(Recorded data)
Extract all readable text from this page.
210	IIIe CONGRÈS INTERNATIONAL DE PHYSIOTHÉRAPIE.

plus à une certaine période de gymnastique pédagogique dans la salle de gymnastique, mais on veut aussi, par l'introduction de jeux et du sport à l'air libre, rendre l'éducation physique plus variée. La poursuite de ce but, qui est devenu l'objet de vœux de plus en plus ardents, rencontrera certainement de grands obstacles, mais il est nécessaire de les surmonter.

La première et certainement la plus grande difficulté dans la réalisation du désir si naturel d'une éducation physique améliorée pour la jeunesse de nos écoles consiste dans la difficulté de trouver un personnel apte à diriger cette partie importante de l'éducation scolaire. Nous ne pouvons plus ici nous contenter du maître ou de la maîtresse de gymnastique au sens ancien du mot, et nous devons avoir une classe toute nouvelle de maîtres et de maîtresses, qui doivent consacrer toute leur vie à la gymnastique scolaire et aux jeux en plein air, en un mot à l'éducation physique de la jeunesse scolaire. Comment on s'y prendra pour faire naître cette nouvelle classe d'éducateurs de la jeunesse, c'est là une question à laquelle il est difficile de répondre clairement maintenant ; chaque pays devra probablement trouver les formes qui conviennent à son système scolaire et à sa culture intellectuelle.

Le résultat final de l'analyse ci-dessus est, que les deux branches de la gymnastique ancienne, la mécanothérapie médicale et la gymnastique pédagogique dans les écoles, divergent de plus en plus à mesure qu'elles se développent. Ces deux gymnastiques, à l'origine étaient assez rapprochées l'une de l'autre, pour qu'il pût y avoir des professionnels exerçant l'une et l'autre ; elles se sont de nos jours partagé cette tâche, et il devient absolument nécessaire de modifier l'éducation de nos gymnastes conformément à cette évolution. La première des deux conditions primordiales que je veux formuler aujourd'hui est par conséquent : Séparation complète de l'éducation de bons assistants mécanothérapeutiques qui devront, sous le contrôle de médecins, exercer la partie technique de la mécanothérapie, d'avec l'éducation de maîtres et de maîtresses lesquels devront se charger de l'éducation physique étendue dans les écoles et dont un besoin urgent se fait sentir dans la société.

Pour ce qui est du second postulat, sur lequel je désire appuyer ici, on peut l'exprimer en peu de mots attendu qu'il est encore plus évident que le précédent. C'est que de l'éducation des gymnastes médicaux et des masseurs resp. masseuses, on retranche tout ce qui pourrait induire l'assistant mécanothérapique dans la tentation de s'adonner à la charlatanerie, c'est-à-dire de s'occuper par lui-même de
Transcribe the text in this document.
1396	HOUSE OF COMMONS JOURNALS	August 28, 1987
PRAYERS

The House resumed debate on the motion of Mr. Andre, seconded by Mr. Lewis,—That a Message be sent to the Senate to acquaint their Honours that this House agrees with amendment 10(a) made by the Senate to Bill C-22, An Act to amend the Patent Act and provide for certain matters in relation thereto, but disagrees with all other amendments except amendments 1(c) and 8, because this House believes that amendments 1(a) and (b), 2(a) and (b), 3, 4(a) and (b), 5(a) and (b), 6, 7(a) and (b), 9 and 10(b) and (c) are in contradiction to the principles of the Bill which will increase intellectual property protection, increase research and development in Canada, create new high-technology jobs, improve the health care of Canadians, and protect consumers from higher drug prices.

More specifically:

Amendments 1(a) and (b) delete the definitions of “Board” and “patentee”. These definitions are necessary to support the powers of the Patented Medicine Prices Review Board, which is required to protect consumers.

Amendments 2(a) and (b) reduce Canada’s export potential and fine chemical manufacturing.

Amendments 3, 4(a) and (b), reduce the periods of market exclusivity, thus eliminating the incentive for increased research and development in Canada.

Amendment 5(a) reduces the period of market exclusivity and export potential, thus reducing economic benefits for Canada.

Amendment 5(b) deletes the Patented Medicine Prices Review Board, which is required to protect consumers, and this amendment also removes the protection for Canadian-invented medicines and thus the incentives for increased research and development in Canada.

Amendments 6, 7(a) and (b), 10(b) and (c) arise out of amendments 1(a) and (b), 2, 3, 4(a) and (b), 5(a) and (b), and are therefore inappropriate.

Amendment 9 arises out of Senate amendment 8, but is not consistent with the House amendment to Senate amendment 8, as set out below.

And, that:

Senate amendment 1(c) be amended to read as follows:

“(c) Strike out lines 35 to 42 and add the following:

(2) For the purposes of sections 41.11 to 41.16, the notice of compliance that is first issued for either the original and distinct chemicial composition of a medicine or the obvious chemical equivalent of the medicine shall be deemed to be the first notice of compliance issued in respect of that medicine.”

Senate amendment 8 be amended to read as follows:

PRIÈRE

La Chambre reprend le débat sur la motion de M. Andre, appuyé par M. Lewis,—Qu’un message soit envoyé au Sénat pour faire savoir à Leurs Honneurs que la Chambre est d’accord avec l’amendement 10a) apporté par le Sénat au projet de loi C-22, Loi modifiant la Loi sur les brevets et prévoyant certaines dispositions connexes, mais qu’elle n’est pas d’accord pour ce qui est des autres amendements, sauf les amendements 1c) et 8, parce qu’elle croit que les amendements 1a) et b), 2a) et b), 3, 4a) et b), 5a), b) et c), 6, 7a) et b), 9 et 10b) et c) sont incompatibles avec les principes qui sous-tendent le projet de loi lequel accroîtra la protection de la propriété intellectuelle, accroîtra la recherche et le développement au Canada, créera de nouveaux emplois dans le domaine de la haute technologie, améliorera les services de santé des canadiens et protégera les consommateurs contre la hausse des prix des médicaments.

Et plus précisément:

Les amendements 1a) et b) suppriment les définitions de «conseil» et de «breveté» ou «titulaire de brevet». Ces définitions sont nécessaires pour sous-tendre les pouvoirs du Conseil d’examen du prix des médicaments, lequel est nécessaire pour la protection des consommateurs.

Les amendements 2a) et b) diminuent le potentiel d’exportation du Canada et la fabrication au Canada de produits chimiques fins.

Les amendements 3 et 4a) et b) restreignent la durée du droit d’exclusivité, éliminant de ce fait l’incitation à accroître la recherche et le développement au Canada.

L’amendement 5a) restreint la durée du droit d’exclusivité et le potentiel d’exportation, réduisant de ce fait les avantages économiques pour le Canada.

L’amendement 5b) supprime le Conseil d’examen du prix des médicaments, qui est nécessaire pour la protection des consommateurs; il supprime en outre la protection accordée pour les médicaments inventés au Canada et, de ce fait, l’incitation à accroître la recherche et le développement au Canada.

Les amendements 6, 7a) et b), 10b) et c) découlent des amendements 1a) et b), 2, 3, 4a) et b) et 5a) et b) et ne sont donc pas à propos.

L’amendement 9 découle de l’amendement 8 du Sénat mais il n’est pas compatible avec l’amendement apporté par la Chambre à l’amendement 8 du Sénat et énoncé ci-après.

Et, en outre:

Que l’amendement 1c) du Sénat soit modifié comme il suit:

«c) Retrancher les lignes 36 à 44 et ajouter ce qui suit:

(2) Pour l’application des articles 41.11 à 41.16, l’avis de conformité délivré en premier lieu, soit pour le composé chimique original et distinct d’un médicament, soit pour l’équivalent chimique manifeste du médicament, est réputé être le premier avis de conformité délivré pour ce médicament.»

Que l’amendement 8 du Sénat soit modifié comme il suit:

§ TASK PROMPT: All of the entries above need to be reproduced exactly.

§ ANSWER:
Extract all readable text from this page.
210	IIIe CONGRÈS INTERNATIONAL DE PHYSIOTHÉRAPIE.

plus à une certaine période de gymnastique pédagogique dans la salle de gymnastique, mais on veut aussi, par l'introduction de jeux et du sport à l'air libre, rendre l'éducation physique plus variée. La poursuite de ce but, qui est devenu l'objet de vœux de plus en plus ardents, rencontrera certainement de grands obstacles, mais il est nécessaire de les surmonter.

La première et certainement la plus grande difficulté dans la réalisation du désir si naturel d'une éducation physique améliorée pour la jeunesse de nos écoles consiste dans la difficulté de trouver un personnel apte à diriger cette partie importante de l'éducation scolaire. Nous ne pouvons plus ici nous contenter du maître ou de la maîtresse de gymnastique au sens ancien du mot, et nous devons avoir une classe toute nouvelle de maîtres et de maîtresses, qui doivent consacrer toute leur vie à la gymnastique scolaire et aux jeux en plein air, en un mot à l'éducation physique de la jeunesse scolaire. Comment on s'y prendra pour faire naître cette nouvelle classe d'éducateurs de la jeunesse, c'est là une question à laquelle il est difficile de répondre clairement maintenant ; chaque pays devra probablement trouver les formes qui conviennent à son système scolaire et à sa culture intellectuelle.

Le résultat final de l'analyse ci-dessus est, que les deux branches de la gymnastique ancienne, la mécanothérapie médicale et la gymnastique pédagogique dans les écoles, divergent de plus en plus à mesure qu'elles se développent. Ces deux gymnastiques, à l'origine étaient assez rapprochées l'une de l'autre, pour qu'il pût y avoir des professionnels exerçant l'une et l'autre ; elles se sont de nos jours partagé cette tâche, et il devient absolument nécessaire de modifier l'éducation de nos gymnastes conformément à cette évolution. La première des deux conditions primordiales que je veux formuler aujourd'hui est par conséquent : Séparation complète de l'éducation de bons assistants mécanothérapeutiques qui devront, sous le contrôle de médecins, exercer la partie technique de la mécanothérapie, d'avec l'éducation de maîtres et de maîtresses lesquels devront se charger de l'éducation physique étendue dans les écoles et dont un besoin urgent se fait sentir dans la société.

Pour ce qui est du second postulat, sur lequel je désire appuyer ici, on peut l'exprimer en peu de mots attendu qu'il est encore plus évident que le précédent. C'est que de l'éducation des gymnastes médicaux et des masseurs resp. masseuses, on retranche tout ce qui pourrait induire l'assistant mécanothérapique dans la tentation de s'adonner à la charlatanerie, c'est-à-dire de s'occuper par lui-même de
Transcribe the text in this document.
1396	HOUSE OF COMMONS JOURNALS	August 28, 1987
PRAYERS

The House resumed debate on the motion of Mr. Andre, seconded by Mr. Lewis,—That a Message be sent to the Senate to acquaint their Honours that this House agrees with amendment 10(a) made by the Senate to Bill C-22, An Act to amend the Patent Act and provide for certain matters in relation thereto, but disagrees with all other amendments except amendments 1(c) and 8, because this House believes that amendments 1(a) and (b), 2(a) and (b), 3, 4(a) and (b), 5(a) and (b), 6, 7(a) and (b), 9 and 10(b) and (c) are in contradiction to the principles of the Bill which will increase intellectual property protection, increase research and development in Canada, create new high-technology jobs, improve the health care of Canadians, and protect consumers from higher drug prices.

More specifically:

Amendments 1(a) and (b) delete the definitions of “Board” and “patentee”. These definitions are necessary to support the powers of the Patented Medicine Prices Review Board, which is required to protect consumers.

Amendments 2(a) and (b) reduce Canada’s export potential and fine chemical manufacturing.

Amendments 3, 4(a) and (b), reduce the periods of market exclusivity, thus eliminating the incentive for increased research and development in Canada.

Amendment 5(a) reduces the period of market exclusivity and export potential, thus reducing economic benefits for Canada.

Amendment 5(b) deletes the Patented Medicine Prices Review Board, which is required to protect consumers, and this amendment also removes the protection for Canadian-invented medicines and thus the incentives for increased research and development in Canada.

Amendments 6, 7(a) and (b), 10(b) and (c) arise out of amendments 1(a) and (b), 2, 3, 4(a) and (b), 5(a) and (b), and are therefore inappropriate.

Amendment 9 arises out of Senate amendment 8, but is not consistent with the House amendment to Senate amendment 8, as set out below.

And, that:

Senate amendment 1(c) be amended to read as follows:

“(c) Strike out lines 35 to 42 and add the following:

(2) For the purposes of sections 41.11 to 41.16, the notice of compliance that is first issued for either the original and distinct chemicial composition of a medicine or the obvious chemical equivalent of the medicine shall be deemed to be the first notice of compliance issued in respect of that medicine.”

Senate amendment 8 be amended to read as follows:

PRIÈRE

La Chambre reprend le débat sur la motion de M. Andre, appuyé par M. Lewis,—Qu’un message soit envoyé au Sénat pour faire savoir à Leurs Honneurs que la Chambre est d’accord avec l’amendement 10a) apporté par le Sénat au projet de loi C-22, Loi modifiant la Loi sur les brevets et prévoyant certaines dispositions connexes, mais qu’elle n’est pas d’accord pour ce qui est des autres amendements, sauf les amendements 1c) et 8, parce qu’elle croit que les amendements 1a) et b), 2a) et b), 3, 4a) et b), 5a), b) et c), 6, 7a) et b), 9 et 10b) et c) sont incompatibles avec les principes qui sous-tendent le projet de loi lequel accroîtra la protection de la propriété intellectuelle, accroîtra la recherche et le développement au Canada, créera de nouveaux emplois dans le domaine de la haute technologie, améliorera les services de santé des canadiens et protégera les consommateurs contre la hausse des prix des médicaments.

Et plus précisément:

Les amendements 1a) et b) suppriment les définitions de «conseil» et de «breveté» ou «titulaire de brevet». Ces définitions sont nécessaires pour sous-tendre les pouvoirs du Conseil d’examen du prix des médicaments, lequel est nécessaire pour la protection des consommateurs.

Les amendements 2a) et b) diminuent le potentiel d’exportation du Canada et la fabrication au Canada de produits chimiques fins.

Les amendements 3 et 4a) et b) restreignent la durée du droit d’exclusivité, éliminant de ce fait l’incitation à accroître la recherche et le développement au Canada.

L’amendement 5a) restreint la durée du droit d’exclusivité et le potentiel d’exportation, réduisant de ce fait les avantages économiques pour le Canada.

L’amendement 5b) supprime le Conseil d’examen du prix des médicaments, qui est nécessaire pour la protection des consommateurs; il supprime en outre la protection accordée pour les médicaments inventés au Canada et, de ce fait, l’incitation à accroître la recherche et le développement au Canada.

Les amendements 6, 7a) et b), 10b) et c) découlent des amendements 1a) et b), 2, 3, 4a) et b) et 5a) et b) et ne sont donc pas à propos.

L’amendement 9 découle de l’amendement 8 du Sénat mais il n’est pas compatible avec l’amendement apporté par la Chambre à l’amendement 8 du Sénat et énoncé ci-après.

Et, en outre:

Que l’amendement 1c) du Sénat soit modifié comme il suit:

«c) Retrancher les lignes 36 à 44 et ajouter ce qui suit:

(2) Pour l’application des articles 41.11 à 41.16, l’avis de conformité délivré en premier lieu, soit pour le composé chimique original et distinct d’un médicament, soit pour l’équivalent chimique manifeste du médicament, est réputé être le premier avis de conformité délivré pour ce médicament.»

Que l’amendement 8 du Sénat soit modifié comme il suit:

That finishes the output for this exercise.